EXERCISE DATA.
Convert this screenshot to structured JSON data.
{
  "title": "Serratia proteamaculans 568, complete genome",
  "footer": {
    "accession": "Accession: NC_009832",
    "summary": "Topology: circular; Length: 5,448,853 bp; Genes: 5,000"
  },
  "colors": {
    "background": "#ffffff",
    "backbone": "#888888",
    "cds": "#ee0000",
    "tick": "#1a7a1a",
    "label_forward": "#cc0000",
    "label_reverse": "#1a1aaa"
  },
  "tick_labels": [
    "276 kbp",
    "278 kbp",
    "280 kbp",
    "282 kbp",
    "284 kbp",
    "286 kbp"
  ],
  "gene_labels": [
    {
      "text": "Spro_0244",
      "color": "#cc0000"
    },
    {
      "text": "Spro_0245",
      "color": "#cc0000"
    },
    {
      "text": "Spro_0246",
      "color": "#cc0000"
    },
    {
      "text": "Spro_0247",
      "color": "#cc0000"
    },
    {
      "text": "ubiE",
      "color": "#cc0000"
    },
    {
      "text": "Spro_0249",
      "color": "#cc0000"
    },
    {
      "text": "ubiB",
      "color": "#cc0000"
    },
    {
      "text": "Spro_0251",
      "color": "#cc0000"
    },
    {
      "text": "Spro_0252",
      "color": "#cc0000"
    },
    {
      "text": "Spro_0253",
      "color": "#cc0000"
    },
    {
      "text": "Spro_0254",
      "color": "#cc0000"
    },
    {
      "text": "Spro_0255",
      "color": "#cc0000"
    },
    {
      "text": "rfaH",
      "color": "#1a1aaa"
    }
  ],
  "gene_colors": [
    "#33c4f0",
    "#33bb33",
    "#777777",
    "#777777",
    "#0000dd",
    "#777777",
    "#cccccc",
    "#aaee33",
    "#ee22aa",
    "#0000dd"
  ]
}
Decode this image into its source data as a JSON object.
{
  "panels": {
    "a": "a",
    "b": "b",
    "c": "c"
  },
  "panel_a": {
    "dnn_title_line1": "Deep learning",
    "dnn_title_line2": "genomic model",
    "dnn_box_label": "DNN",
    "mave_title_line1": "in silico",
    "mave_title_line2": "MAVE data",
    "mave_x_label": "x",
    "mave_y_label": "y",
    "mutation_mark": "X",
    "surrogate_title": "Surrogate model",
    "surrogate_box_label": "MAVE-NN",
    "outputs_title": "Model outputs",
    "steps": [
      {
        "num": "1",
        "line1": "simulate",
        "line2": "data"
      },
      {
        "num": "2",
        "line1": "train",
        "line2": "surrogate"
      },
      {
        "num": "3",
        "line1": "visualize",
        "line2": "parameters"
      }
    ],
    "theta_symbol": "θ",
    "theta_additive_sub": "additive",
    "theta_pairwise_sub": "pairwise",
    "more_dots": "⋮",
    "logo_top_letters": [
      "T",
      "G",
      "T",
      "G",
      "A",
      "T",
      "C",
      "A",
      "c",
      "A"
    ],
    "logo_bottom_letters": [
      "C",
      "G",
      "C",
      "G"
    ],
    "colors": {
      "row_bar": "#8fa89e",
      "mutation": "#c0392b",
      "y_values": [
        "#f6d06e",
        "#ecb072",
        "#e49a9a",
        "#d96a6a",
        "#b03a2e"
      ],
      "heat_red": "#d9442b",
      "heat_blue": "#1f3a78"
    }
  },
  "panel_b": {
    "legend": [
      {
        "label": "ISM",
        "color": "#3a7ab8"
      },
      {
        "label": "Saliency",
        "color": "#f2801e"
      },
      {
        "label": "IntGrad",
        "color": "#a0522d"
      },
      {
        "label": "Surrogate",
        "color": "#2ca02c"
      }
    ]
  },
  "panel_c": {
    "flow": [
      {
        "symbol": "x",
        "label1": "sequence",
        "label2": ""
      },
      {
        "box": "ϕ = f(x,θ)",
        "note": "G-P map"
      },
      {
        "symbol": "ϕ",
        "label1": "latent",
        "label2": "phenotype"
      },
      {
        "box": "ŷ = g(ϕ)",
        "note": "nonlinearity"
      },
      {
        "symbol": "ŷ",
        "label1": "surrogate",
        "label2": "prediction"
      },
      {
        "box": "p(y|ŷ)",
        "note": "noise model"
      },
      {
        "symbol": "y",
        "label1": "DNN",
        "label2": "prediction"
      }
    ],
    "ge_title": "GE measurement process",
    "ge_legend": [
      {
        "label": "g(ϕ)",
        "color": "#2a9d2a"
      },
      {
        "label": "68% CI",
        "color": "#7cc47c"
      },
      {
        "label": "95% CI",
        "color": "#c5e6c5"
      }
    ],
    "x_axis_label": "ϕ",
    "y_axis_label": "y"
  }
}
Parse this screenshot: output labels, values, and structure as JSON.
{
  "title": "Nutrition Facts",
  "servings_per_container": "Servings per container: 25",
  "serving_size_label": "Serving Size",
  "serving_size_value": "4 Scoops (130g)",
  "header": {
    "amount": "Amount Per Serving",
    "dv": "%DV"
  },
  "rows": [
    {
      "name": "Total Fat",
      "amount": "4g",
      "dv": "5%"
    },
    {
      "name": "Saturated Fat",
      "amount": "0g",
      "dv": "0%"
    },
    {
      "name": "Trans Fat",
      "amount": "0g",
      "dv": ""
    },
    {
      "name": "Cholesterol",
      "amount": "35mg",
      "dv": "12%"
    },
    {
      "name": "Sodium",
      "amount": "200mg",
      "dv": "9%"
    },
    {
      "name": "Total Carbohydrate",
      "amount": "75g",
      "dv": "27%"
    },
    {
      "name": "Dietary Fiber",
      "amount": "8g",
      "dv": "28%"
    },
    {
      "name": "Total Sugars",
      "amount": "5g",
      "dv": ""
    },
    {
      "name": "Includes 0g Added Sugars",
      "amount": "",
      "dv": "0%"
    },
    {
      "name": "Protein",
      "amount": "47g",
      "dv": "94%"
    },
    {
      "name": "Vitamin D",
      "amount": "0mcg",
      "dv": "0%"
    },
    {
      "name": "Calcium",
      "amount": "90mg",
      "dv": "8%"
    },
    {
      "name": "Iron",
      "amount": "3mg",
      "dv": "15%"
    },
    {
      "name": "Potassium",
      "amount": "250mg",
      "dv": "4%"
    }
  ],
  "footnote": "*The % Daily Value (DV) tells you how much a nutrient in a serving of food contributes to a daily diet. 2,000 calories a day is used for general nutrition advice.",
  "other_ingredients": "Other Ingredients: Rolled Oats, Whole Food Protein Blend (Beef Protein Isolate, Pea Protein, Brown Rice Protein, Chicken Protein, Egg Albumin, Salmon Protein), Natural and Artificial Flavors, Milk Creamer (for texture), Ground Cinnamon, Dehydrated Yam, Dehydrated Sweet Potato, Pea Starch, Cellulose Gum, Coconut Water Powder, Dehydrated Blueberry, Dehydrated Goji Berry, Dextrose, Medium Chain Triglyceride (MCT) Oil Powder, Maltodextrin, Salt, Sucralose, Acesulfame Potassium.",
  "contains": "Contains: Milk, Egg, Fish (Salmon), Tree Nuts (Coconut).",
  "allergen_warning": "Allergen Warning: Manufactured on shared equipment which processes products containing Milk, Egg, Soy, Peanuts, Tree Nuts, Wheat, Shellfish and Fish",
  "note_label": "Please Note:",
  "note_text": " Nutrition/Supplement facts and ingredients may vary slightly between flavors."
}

YOUR TASK. Going through the data above, count the lines where the string "Fish" appears, and answer with only that number.

YOUR SOLUTION. 2